-------- Information provided

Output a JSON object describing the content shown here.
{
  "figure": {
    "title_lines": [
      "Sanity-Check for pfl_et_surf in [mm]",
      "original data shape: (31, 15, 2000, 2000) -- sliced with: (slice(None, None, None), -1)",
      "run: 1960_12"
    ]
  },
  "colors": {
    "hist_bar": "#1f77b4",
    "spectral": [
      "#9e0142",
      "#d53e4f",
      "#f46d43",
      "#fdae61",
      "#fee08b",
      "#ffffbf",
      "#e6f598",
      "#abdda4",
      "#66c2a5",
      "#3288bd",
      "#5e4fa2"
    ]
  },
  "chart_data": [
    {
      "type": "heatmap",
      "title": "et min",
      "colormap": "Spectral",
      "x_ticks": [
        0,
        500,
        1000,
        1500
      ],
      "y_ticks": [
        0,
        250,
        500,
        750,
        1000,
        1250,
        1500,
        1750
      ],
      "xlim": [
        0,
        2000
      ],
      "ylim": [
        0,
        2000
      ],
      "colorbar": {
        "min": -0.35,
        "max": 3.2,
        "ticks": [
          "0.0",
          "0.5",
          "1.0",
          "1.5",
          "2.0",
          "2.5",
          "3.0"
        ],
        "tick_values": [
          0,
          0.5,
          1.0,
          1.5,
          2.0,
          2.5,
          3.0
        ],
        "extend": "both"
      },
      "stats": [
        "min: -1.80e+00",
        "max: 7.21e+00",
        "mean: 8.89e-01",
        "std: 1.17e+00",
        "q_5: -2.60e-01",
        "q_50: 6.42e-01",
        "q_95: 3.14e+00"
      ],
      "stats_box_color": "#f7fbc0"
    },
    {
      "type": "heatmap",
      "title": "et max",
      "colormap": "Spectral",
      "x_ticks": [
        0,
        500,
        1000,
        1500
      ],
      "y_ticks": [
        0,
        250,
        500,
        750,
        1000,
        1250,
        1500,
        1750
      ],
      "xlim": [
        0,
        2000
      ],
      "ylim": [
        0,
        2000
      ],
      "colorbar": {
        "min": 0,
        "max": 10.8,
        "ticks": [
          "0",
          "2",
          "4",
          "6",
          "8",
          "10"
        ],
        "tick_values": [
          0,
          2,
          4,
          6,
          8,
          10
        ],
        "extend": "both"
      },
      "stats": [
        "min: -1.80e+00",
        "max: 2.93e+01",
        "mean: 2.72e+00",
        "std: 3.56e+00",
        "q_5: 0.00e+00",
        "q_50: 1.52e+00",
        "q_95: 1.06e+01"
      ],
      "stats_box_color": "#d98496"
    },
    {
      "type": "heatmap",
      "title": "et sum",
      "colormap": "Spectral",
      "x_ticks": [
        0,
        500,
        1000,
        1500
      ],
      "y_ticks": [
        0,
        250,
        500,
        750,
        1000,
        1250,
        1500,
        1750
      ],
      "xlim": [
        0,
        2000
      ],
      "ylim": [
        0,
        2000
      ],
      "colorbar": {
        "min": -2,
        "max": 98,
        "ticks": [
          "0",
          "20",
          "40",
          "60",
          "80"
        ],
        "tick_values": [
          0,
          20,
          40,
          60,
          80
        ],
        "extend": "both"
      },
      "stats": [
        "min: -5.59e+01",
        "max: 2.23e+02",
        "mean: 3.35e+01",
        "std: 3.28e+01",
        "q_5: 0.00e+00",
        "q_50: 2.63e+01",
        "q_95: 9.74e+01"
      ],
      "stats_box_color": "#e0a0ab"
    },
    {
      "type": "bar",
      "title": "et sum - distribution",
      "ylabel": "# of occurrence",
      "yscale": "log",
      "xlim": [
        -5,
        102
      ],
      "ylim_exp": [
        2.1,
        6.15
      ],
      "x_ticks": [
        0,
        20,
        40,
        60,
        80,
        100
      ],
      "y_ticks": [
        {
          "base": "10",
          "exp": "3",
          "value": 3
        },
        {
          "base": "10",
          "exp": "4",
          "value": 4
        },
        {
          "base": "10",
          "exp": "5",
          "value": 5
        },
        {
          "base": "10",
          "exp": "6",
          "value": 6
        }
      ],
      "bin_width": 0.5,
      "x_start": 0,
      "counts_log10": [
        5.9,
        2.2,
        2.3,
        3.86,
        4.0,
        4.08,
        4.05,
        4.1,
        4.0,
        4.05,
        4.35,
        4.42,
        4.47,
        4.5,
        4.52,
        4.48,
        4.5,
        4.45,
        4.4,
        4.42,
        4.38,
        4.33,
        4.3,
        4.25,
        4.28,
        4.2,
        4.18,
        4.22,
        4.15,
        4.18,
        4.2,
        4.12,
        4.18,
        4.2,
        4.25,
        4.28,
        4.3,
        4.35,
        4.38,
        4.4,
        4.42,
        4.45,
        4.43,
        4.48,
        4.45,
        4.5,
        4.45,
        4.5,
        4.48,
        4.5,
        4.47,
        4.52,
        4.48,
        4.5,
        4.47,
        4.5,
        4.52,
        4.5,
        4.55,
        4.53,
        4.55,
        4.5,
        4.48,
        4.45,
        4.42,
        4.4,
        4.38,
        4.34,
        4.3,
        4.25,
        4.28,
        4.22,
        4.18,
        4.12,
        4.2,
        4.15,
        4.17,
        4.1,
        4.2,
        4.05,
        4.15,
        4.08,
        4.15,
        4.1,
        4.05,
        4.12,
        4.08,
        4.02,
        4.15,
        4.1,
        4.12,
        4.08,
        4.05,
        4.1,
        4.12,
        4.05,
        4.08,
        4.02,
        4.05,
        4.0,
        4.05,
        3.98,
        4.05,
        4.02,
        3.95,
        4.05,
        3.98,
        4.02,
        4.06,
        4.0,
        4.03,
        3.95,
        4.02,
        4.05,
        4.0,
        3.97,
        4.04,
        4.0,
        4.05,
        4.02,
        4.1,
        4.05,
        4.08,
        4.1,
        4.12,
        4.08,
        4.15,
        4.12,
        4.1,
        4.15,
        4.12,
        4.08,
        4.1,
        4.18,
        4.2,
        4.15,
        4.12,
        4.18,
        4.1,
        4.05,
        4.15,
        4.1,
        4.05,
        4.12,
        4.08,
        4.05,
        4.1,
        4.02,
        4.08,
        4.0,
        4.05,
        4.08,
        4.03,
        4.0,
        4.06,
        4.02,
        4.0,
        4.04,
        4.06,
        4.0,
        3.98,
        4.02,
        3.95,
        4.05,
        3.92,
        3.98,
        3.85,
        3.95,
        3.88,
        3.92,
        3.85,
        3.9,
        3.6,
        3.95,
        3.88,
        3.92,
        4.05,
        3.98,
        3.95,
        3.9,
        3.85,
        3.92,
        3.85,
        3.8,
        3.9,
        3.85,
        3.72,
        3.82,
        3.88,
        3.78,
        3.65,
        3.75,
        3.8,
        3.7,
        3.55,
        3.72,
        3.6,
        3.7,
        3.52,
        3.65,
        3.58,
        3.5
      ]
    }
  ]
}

----------------

Exercise goal
Reproduce the material verbatim, line by line.

Output of the task
Output a JSON object describing the content shown here.
{
  "figure": {
    "title_lines": [
      "Sanity-Check for pfl_et_surf in [mm]",
      "original data shape: (31, 15, 2000, 2000) -- sliced with: (slice(None, None, None), -1)",
      "run: 1960_12"
    ]
  },
  "colors": {
    "hist_bar": "#1f77b4",
    "spectral": [
      "#9e0142",
      "#d53e4f",
      "#f46d43",
      "#fdae61",
      "#fee08b",
      "#ffffbf",
      "#e6f598",
      "#abdda4",
      "#66c2a5",
      "#3288bd",
      "#5e4fa2"
    ]
  },
  "chart_data": [
    {
      "type": "heatmap",
      "title": "et min",
      "colormap": "Spectral",
      "x_ticks": [
        0,
        500,
        1000,
        1500
      ],
      "y_ticks": [
        0,
        250,
        500,
        750,
        1000,
        1250,
        1500,
        1750
      ],
      "xlim": [
        0,
        2000
      ],
      "ylim": [
        0,
        2000
      ],
      "colorbar": {
        "min": -0.35,
        "max": 3.2,
        "ticks": [
          "0.0",
          "0.5",
          "1.0",
          "1.5",
          "2.0",
          "2.5",
          "3.0"
        ],
        "tick_values": [
          0,
          0.5,
          1.0,
          1.5,
          2.0,
          2.5,
          3.0
        ],
        "extend": "both"
      },
      "stats": [
        "min: -1.80e+00",
        "max: 7.21e+00",
        "mean: 8.89e-01",
        "std: 1.17e+00",
        "q_5: -2.60e-01",
        "q_50: 6.42e-01",
        "q_95: 3.14e+00"
      ],
      "stats_box_color": "#f7fbc0"
    },
    {
      "type": "heatmap",
      "title": "et max",
      "colormap": "Spectral",
      "x_ticks": [
        0,
        500,
        1000,
        1500
      ],
      "y_ticks": [
        0,
        250,
        500,
        750,
        1000,
        1250,
        1500,
        1750
      ],
      "xlim": [
        0,
        2000
      ],
      "ylim": [
        0,
        2000
      ],
      "colorbar": {
        "min": 0,
        "max": 10.8,
        "ticks": [
          "0",
          "2",
          "4",
          "6",
          "8",
          "10"
        ],
        "tick_values": [
          0,
          2,
          4,
          6,
          8,
          10
        ],
        "extend": "both"
      },
      "stats": [
        "min: -1.80e+00",
        "max: 2.93e+01",
        "mean: 2.72e+00",
        "std: 3.56e+00",
        "q_5: 0.00e+00",
        "q_50: 1.52e+00",
        "q_95: 1.06e+01"
      ],
      "stats_box_color": "#d98496"
    },
    {
      "type": "heatmap",
      "title": "et sum",
      "colormap": "Spectral",
      "x_ticks": [
        0,
        500,
        1000,
        1500
      ],
      "y_ticks": [
        0,
        250,
        500,
        750,
        1000,
        1250,
        1500,
        1750
      ],
      "xlim": [
        0,
        2000
      ],
      "ylim": [
        0,
        2000
      ],
      "colorbar": {
        "min": -2,
        "max": 98,
        "ticks": [
          "0",
          "20",
          "40",
          "60",
          "80"
        ],
        "tick_values": [
          0,
          20,
          40,
          60,
          80
        ],
        "extend": "both"
      },
      "stats": [
        "min: -5.59e+01",
        "max: 2.23e+02",
        "mean: 3.35e+01",
        "std: 3.28e+01",
        "q_5: 0.00e+00",
        "q_50: 2.63e+01",
        "q_95: 9.74e+01"
      ],
      "stats_box_color": "#e0a0ab"
    },
    {
      "type": "bar",
      "title": "et sum - distribution",
      "ylabel": "# of occurrence",
      "yscale": "log",
      "xlim": [
        -5,
        102
      ],
      "ylim_exp": [
        2.1,
        6.15
      ],
      "x_ticks": [
        0,
        20,
        40,
        60,
        80,
        100
      ],
      "y_ticks": [
        {
          "base": "10",
          "exp": "3",
          "value": 3
        },
        {
          "base": "10",
          "exp": "4",
          "value": 4
        },
        {
          "base": "10",
          "exp": "5",
          "value": 5
        },
        {
          "base": "10",
          "exp": "6",
          "value": 6
        }
      ],
      "bin_width": 0.5,
      "x_start": 0,
      "counts_log10": [
        5.9,
        2.2,
        2.3,
        3.86,
        4.0,
        4.08,
        4.05,
        4.1,
        4.0,
        4.05,
        4.35,
        4.42,
        4.47,
        4.5,
        4.52,
        4.48,
        4.5,
        4.45,
        4.4,
        4.42,
        4.38,
        4.33,
        4.3,
        4.25,
        4.28,
        4.2,
        4.18,
        4.22,
        4.15,
        4.18,
        4.2,
        4.12,
        4.18,
        4.2,
        4.25,
        4.28,
        4.3,
        4.35,
        4.38,
        4.4,
        4.42,
        4.45,
        4.43,
        4.48,
        4.45,
        4.5,
        4.45,
        4.5,
        4.48,
        4.5,
        4.47,
        4.52,
        4.48,
        4.5,
        4.47,
        4.5,
        4.52,
        4.5,
        4.55,
        4.53,
        4.55,
        4.5,
        4.48,
        4.45,
        4.42,
        4.4,
        4.38,
        4.34,
        4.3,
        4.25,
        4.28,
        4.22,
        4.18,
        4.12,
        4.2,
        4.15,
        4.17,
        4.1,
        4.2,
        4.05,
        4.15,
        4.08,
        4.15,
        4.1,
        4.05,
        4.12,
        4.08,
        4.02,
        4.15,
        4.1,
        4.12,
        4.08,
        4.05,
        4.1,
        4.12,
        4.05,
        4.08,
        4.02,
        4.05,
        4.0,
        4.05,
        3.98,
        4.05,
        4.02,
        3.95,
        4.05,
        3.98,
        4.02,
        4.06,
        4.0,
        4.03,
        3.95,
        4.02,
        4.05,
        4.0,
        3.97,
        4.04,
        4.0,
        4.05,
        4.02,
        4.1,
        4.05,
        4.08,
        4.1,
        4.12,
        4.08,
        4.15,
        4.12,
        4.1,
        4.15,
        4.12,
        4.08,
        4.1,
        4.18,
        4.2,
        4.15,
        4.12,
        4.18,
        4.1,
        4.05,
        4.15,
        4.1,
        4.05,
        4.12,
        4.08,
        4.05,
        4.1,
        4.02,
        4.08,
        4.0,
        4.05,
        4.08,
        4.03,
        4.0,
        4.06,
        4.02,
        4.0,
        4.04,
        4.06,
        4.0,
        3.98,
        4.02,
        3.95,
        4.05,
        3.92,
        3.98,
        3.85,
        3.95,
        3.88,
        3.92,
        3.85,
        3.9,
        3.6,
        3.95,
        3.88,
        3.92,
        4.05,
        3.98,
        3.95,
        3.9,
        3.85,
        3.92,
        3.85,
        3.8,
        3.9,
        3.85,
        3.72,
        3.82,
        3.88,
        3.78,
        3.65,
        3.75,
        3.8,
        3.7,
        3.55,
        3.72,
        3.6,
        3.7,
        3.52,
        3.65,
        3.58,
        3.5
      ]
    }
  ]
}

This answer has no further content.